"""

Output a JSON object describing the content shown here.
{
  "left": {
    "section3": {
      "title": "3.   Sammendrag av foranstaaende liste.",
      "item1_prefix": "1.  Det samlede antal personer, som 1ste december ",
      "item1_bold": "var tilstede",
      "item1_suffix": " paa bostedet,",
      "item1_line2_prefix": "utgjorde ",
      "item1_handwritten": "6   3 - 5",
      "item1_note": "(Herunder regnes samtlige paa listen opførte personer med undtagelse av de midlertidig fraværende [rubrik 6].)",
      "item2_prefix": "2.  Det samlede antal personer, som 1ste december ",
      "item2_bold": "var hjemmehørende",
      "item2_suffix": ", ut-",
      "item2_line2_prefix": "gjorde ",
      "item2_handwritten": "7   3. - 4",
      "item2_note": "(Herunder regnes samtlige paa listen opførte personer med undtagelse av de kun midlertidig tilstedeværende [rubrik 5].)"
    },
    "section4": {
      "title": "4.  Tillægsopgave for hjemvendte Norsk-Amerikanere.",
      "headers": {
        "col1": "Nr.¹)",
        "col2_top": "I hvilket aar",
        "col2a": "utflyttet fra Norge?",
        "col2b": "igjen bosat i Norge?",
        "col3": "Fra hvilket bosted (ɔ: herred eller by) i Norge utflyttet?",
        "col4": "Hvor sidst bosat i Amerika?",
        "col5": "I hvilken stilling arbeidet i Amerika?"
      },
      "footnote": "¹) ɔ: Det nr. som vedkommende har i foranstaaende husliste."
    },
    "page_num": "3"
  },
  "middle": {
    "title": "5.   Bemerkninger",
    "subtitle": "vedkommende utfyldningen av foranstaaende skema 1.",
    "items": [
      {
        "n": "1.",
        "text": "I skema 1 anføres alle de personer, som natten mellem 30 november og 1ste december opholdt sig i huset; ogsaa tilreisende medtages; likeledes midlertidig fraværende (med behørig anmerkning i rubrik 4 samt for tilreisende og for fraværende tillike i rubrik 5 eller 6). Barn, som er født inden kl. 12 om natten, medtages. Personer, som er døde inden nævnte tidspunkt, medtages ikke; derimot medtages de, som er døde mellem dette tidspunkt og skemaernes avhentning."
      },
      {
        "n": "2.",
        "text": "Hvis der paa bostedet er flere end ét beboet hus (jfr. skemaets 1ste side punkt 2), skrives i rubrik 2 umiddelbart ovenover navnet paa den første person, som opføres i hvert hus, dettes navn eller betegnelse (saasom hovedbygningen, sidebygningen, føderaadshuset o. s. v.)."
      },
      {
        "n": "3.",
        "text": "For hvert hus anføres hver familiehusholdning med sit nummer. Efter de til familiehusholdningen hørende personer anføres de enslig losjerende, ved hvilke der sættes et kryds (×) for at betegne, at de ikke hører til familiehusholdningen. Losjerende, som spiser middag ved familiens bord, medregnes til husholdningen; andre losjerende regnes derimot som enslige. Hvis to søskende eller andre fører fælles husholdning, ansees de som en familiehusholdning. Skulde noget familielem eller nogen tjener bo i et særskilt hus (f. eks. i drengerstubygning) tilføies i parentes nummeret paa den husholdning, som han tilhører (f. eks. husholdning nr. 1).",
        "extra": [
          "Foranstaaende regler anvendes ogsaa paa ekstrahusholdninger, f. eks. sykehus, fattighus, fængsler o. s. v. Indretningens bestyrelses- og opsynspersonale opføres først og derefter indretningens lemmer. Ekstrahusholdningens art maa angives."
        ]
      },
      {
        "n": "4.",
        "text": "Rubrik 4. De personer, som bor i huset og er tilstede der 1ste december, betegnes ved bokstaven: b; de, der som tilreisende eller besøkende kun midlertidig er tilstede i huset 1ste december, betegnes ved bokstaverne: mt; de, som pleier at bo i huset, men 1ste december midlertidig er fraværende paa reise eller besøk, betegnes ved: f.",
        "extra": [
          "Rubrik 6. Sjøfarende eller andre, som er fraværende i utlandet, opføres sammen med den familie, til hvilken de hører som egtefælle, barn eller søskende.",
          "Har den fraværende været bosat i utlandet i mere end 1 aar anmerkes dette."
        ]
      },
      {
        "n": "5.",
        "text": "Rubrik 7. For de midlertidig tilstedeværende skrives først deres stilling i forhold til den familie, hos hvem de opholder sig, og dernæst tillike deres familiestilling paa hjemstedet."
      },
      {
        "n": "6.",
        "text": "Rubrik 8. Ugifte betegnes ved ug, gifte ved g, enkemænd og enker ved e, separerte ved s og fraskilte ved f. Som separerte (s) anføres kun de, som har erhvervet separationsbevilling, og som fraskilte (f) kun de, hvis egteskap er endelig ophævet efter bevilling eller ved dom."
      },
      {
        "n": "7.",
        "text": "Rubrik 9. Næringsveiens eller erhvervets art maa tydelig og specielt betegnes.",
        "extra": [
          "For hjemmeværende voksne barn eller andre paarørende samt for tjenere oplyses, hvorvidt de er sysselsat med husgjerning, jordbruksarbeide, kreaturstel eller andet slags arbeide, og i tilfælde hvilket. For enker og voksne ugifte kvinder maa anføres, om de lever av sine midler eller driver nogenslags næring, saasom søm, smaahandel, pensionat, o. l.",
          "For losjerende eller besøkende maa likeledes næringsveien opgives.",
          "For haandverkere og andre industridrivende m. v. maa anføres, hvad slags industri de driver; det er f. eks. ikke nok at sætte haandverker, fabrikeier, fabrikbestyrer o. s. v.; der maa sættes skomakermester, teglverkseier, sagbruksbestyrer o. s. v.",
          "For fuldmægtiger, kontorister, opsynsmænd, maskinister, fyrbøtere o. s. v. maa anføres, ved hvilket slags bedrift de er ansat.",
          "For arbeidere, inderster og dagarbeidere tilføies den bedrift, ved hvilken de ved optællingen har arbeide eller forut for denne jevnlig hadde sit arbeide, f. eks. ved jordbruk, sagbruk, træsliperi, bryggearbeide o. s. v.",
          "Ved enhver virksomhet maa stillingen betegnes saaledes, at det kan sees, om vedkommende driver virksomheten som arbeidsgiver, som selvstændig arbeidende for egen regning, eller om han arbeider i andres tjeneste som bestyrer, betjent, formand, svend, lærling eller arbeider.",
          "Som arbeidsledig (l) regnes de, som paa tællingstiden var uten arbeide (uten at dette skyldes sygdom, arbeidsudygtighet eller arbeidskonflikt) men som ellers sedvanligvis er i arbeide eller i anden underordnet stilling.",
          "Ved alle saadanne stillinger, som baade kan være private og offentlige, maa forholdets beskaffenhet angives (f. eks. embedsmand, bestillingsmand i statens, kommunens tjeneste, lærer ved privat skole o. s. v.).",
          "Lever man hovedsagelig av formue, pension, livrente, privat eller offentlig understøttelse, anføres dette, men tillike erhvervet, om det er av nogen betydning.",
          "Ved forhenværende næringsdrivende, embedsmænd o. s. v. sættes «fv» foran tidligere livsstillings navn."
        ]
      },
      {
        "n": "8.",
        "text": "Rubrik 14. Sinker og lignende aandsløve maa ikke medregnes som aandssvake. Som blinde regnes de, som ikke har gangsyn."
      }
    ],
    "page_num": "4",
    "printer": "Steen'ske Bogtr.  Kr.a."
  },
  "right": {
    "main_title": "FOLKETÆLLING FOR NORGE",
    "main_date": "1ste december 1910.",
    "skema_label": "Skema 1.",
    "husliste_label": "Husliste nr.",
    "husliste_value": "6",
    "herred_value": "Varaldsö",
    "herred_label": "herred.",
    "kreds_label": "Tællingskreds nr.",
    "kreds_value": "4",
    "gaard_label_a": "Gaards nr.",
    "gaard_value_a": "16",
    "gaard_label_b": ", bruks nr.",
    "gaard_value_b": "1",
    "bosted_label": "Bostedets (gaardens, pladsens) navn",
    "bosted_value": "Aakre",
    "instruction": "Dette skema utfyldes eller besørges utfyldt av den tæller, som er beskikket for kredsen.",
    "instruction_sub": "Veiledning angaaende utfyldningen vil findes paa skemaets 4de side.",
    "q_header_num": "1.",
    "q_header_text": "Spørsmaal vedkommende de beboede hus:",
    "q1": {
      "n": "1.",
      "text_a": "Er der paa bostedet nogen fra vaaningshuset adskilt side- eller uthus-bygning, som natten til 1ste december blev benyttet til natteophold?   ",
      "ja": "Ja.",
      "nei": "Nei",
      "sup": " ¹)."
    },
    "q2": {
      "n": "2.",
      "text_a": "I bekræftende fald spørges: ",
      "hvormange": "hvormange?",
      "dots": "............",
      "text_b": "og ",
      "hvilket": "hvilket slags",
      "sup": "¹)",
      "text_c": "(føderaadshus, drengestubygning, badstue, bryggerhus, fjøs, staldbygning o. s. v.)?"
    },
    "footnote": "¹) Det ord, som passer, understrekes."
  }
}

"""

Search the listing for the word "alle". Copy every line in which it occurs.

Completed task:
        "text": "I skema 1 anføres alle de personer, som natten mellem 30 november og 1ste december opholdt sig i huset; ogsaa tilreisende medtages; likeledes midlertidig fraværende (med behørig anmerkning i rubrik 4 samt for tilreisende og for fraværende tillike i rubrik 5 eller 6). Barn, som er født inden kl. 12 om natten, medtages. Personer, som er døde inden nævnte tidspunkt, medtages ikke; derimot medtages de, som er døde mellem dette tidspunkt og skemaernes avhentning."
          "Ved alle saadanne stillinger, som baade kan være private og offentlige, maa forholdets beskaffenhet angives (f. eks. embedsmand, bestillingsmand i statens, kommunens tjeneste, lærer ved privat skole o. s. v.).",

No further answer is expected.